▶ Data listing
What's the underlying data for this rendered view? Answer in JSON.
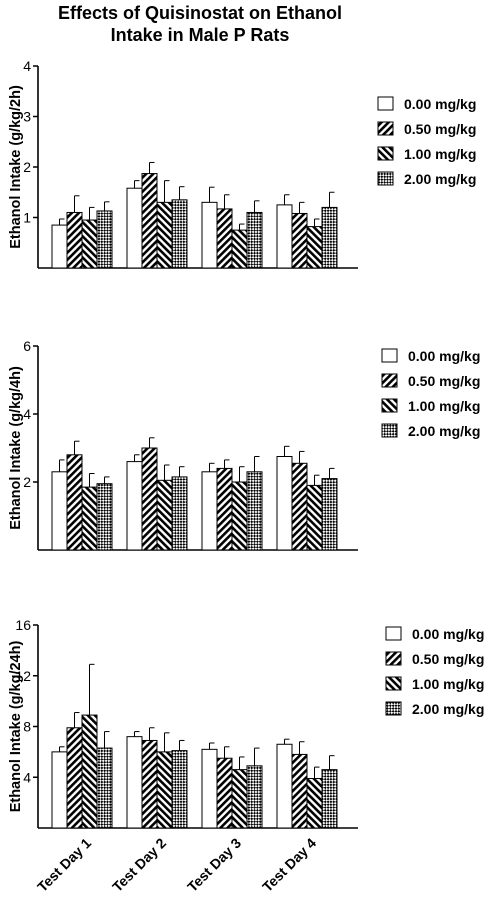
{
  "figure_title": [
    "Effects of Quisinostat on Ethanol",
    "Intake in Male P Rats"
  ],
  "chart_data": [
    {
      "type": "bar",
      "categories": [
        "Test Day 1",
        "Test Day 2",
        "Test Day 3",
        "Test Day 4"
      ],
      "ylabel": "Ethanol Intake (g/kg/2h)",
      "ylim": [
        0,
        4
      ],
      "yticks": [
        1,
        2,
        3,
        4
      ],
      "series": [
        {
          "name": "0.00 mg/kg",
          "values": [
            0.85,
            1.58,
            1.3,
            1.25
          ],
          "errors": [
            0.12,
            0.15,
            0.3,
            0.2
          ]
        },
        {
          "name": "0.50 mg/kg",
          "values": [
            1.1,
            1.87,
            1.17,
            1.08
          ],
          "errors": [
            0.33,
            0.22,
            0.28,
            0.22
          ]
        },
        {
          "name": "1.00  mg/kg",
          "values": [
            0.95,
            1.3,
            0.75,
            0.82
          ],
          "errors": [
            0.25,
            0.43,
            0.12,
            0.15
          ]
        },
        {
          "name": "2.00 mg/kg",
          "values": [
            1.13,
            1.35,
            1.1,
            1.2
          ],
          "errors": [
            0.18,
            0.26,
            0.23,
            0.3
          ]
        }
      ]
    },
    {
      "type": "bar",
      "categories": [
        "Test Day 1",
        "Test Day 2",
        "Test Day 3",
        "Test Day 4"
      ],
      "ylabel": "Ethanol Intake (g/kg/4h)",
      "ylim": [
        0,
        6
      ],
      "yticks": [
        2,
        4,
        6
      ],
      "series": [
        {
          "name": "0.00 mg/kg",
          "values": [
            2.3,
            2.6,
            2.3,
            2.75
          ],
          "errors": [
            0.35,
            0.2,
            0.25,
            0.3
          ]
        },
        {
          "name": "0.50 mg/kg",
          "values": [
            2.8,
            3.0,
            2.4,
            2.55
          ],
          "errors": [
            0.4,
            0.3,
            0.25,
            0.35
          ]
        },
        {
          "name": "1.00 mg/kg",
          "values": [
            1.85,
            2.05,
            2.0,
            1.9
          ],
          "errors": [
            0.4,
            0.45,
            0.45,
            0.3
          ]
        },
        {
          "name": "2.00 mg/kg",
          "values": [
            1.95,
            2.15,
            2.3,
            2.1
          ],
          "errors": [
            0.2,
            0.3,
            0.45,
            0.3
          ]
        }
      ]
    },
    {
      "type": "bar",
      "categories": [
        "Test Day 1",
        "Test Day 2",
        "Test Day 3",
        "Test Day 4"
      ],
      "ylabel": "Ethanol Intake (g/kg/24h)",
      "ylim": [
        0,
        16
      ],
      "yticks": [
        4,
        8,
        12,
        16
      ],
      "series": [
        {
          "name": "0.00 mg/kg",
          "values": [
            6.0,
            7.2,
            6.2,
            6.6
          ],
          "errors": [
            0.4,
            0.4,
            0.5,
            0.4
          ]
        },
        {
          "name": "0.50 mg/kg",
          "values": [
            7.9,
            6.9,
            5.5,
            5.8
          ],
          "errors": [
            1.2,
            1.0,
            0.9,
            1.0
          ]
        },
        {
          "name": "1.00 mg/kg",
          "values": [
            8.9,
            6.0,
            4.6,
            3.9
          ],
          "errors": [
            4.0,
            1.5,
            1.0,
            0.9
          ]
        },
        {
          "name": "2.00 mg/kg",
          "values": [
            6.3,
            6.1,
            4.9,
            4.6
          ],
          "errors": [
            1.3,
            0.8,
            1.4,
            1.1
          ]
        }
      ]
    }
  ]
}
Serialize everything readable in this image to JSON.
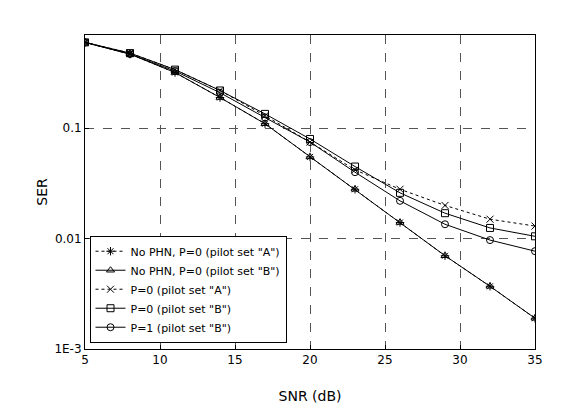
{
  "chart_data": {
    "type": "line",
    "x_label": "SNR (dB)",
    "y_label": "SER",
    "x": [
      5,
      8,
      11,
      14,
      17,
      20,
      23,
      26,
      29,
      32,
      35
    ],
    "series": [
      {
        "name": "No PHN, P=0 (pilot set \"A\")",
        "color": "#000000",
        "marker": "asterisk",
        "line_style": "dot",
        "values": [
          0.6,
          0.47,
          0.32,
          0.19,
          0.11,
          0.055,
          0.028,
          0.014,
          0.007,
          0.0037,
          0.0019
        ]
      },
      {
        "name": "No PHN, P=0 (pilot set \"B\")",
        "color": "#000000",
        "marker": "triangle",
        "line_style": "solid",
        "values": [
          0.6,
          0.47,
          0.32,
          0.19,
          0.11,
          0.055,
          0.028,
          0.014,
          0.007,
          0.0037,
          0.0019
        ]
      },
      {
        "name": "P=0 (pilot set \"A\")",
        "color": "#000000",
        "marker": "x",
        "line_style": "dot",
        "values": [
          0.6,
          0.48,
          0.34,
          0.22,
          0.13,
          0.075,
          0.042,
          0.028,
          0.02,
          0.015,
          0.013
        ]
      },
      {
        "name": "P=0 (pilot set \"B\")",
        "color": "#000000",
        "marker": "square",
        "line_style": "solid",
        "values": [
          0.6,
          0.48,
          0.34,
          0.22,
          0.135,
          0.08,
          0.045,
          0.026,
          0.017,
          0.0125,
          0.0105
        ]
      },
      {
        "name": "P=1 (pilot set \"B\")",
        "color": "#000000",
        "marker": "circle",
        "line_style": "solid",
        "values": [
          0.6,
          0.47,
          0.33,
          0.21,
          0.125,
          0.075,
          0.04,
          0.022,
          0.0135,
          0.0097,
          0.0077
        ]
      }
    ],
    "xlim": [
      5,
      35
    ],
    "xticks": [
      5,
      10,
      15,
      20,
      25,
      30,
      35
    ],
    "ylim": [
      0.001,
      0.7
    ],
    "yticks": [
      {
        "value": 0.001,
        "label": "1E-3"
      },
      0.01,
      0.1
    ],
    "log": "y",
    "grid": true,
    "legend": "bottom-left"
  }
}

▶ Task description
Looking at the records above, say how many lines hold the string "JSON". Write nothing but the number.

▶ The completed task
2